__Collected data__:
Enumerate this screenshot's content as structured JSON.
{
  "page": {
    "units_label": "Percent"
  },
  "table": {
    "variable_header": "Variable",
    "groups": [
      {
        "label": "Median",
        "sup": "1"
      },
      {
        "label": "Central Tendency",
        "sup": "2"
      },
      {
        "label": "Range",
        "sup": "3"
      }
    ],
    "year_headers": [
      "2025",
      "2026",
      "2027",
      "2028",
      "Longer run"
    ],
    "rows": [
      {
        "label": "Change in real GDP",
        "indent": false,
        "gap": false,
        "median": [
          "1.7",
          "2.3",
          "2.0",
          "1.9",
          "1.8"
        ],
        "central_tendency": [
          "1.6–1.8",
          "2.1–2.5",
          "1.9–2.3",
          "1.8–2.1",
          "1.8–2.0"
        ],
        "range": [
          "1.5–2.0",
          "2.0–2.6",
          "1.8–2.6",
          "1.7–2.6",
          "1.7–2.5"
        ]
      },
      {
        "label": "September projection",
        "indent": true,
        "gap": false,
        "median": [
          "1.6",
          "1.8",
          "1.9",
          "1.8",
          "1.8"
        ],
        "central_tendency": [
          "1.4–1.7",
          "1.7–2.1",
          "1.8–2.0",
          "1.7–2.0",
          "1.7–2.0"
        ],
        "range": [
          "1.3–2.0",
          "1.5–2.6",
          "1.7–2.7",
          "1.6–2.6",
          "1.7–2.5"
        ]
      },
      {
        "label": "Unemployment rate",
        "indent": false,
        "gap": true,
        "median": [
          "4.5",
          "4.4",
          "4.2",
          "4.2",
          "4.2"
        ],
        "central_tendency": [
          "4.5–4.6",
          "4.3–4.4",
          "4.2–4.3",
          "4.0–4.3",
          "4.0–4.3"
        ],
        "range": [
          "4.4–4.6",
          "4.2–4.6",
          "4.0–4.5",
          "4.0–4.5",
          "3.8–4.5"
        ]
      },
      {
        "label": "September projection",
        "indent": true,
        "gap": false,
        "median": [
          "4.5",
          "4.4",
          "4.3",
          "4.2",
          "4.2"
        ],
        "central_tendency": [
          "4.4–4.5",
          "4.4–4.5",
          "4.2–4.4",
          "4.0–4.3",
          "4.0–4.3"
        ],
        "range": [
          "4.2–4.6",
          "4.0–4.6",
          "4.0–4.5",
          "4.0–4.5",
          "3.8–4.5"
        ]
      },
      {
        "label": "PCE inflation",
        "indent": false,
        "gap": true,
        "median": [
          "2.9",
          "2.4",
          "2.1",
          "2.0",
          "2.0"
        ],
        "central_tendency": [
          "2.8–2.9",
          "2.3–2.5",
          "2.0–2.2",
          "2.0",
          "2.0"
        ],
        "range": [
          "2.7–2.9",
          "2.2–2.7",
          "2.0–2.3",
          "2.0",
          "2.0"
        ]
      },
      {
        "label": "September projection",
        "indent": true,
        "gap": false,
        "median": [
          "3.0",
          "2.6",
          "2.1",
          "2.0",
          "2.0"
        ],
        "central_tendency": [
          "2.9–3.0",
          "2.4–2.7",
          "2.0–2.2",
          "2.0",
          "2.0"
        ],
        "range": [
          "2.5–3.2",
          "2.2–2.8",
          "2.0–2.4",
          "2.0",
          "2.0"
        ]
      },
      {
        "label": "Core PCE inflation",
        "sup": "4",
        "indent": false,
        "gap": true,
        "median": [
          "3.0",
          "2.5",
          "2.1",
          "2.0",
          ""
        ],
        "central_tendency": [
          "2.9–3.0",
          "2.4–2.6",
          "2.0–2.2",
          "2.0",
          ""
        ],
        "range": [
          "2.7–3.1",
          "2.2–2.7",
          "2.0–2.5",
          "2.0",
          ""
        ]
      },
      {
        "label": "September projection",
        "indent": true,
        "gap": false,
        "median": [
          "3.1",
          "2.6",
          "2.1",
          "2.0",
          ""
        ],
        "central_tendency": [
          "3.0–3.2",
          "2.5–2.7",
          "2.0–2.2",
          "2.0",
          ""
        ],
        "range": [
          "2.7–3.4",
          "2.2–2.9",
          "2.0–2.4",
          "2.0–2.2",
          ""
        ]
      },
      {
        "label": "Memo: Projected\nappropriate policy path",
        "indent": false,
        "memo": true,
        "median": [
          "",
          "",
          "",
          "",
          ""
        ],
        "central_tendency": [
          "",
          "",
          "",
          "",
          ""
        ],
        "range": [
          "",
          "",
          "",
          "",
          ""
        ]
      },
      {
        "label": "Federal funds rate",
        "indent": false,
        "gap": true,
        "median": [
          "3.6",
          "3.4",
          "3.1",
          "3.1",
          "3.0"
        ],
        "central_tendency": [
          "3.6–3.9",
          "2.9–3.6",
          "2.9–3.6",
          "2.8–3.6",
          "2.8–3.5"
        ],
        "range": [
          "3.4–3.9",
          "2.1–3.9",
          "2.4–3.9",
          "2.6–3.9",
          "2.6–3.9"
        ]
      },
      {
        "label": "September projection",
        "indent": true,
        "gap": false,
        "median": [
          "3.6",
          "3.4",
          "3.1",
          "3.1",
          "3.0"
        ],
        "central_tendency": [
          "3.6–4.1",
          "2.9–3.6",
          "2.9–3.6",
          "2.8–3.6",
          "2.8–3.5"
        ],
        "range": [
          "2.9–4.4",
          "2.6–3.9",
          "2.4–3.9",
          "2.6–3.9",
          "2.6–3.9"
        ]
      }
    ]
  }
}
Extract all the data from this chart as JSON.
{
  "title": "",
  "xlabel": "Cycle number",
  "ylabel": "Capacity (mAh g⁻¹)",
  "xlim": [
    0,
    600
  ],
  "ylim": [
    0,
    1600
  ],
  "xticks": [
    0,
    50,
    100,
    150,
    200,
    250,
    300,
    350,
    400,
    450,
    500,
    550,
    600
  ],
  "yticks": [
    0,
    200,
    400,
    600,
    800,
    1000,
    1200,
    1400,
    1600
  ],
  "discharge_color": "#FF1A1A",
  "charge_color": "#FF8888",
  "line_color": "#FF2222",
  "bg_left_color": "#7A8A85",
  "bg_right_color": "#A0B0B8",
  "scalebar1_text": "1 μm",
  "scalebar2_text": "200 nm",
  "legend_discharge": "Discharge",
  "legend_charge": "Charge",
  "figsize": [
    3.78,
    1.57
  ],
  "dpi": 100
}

--

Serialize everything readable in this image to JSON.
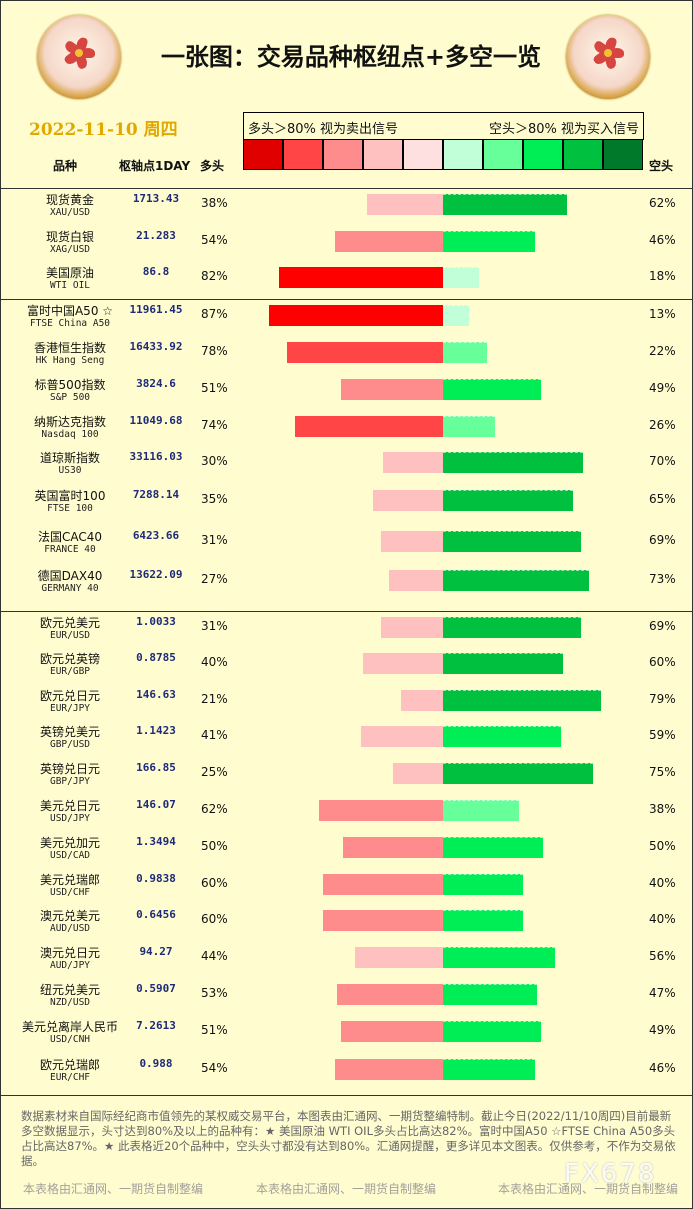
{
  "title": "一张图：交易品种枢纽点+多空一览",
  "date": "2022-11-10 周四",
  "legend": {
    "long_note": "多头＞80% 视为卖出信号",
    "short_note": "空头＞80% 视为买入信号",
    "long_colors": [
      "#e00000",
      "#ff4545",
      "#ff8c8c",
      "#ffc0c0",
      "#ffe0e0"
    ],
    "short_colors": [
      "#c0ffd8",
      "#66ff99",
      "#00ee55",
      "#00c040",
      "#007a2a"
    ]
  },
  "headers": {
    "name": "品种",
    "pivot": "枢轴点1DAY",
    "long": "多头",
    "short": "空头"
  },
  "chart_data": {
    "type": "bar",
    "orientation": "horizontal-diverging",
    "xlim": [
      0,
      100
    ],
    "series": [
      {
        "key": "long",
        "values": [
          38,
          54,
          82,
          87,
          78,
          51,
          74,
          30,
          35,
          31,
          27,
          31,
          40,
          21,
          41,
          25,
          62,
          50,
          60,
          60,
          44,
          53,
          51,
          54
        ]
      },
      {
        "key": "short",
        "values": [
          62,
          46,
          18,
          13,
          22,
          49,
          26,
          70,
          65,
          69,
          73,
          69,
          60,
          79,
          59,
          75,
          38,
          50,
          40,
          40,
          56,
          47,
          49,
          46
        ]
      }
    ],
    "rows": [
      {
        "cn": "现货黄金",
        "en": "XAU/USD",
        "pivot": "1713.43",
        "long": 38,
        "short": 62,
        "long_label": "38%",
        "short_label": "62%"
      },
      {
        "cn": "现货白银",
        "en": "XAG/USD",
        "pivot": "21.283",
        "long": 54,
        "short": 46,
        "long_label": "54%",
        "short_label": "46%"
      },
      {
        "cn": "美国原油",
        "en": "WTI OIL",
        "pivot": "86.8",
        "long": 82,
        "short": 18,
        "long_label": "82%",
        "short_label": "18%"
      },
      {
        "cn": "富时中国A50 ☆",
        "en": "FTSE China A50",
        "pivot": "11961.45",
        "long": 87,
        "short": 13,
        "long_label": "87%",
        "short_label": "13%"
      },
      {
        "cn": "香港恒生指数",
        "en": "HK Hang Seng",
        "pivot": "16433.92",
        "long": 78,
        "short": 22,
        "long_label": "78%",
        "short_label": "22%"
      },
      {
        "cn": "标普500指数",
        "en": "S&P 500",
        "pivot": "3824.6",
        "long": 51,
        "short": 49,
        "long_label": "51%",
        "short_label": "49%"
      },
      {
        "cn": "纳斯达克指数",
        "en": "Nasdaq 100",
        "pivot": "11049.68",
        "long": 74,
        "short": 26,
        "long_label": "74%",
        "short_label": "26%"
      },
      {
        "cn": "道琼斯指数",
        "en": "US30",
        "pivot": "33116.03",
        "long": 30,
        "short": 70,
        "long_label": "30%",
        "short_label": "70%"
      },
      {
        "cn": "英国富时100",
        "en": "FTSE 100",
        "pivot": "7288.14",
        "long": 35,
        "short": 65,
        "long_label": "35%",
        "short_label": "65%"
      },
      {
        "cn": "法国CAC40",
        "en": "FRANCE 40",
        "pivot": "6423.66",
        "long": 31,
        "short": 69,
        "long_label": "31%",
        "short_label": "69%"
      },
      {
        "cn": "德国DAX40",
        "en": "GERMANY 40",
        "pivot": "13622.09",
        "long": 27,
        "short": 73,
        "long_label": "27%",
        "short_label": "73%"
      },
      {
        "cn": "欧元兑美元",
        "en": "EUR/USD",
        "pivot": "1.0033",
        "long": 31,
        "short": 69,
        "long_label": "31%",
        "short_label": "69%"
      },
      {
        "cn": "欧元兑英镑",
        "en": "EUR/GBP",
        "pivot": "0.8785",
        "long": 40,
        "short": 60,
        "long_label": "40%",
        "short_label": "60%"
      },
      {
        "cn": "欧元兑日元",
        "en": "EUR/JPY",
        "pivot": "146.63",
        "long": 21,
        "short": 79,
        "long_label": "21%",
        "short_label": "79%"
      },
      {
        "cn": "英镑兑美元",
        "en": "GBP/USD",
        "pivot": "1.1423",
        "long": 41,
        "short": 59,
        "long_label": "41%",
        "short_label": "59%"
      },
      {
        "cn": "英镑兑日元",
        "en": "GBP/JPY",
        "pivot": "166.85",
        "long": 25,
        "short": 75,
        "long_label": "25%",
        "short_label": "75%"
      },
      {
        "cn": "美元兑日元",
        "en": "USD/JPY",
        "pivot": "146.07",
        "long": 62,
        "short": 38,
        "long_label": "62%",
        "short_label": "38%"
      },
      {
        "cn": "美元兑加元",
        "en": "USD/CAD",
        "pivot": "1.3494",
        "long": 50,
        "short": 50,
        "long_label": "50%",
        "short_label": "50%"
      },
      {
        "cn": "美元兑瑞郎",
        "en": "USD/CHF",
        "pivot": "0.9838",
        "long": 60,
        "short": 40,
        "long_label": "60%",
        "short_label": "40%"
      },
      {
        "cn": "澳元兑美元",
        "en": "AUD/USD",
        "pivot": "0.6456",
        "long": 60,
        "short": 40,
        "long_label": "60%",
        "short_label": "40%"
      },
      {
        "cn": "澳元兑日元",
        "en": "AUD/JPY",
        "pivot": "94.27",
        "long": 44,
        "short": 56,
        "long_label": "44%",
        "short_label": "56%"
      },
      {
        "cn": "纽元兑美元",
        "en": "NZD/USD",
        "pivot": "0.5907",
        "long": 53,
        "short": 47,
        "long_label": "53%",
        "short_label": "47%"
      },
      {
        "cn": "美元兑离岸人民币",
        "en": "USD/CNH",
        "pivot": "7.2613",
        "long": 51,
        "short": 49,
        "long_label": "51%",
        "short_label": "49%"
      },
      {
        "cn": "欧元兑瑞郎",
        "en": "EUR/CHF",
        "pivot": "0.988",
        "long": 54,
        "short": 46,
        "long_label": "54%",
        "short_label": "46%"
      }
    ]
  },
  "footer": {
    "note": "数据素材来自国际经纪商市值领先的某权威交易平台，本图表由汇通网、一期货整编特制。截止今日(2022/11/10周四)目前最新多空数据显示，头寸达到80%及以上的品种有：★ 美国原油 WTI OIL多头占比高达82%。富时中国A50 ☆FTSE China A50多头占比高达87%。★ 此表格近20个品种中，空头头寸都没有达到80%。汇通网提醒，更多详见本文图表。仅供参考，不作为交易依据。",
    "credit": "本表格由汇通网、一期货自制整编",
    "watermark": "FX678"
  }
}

---

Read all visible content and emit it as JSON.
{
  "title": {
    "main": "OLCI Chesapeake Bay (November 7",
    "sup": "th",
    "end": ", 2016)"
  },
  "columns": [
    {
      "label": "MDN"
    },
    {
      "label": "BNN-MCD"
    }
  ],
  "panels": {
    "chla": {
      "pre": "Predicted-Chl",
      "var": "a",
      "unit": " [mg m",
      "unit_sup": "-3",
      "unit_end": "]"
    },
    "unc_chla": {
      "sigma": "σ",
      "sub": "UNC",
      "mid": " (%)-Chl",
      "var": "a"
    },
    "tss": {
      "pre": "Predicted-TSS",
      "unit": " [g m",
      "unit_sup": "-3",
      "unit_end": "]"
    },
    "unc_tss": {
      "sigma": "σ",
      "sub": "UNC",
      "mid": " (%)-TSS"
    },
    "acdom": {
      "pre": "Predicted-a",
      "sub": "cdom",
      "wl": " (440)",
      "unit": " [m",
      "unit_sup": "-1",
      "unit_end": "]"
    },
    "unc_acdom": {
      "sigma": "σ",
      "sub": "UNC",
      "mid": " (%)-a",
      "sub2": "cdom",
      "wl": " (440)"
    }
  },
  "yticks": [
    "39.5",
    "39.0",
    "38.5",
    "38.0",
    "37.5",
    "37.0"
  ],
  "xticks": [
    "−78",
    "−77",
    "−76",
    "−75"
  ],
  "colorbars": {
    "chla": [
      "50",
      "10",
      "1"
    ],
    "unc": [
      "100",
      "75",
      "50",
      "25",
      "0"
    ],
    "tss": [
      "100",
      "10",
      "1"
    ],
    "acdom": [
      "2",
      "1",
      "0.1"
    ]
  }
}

__TASK TO CARRY OUT__:
In the entries above, count every line containing the word "美国原油". Write only the total.

__FULL ANSWER__:
2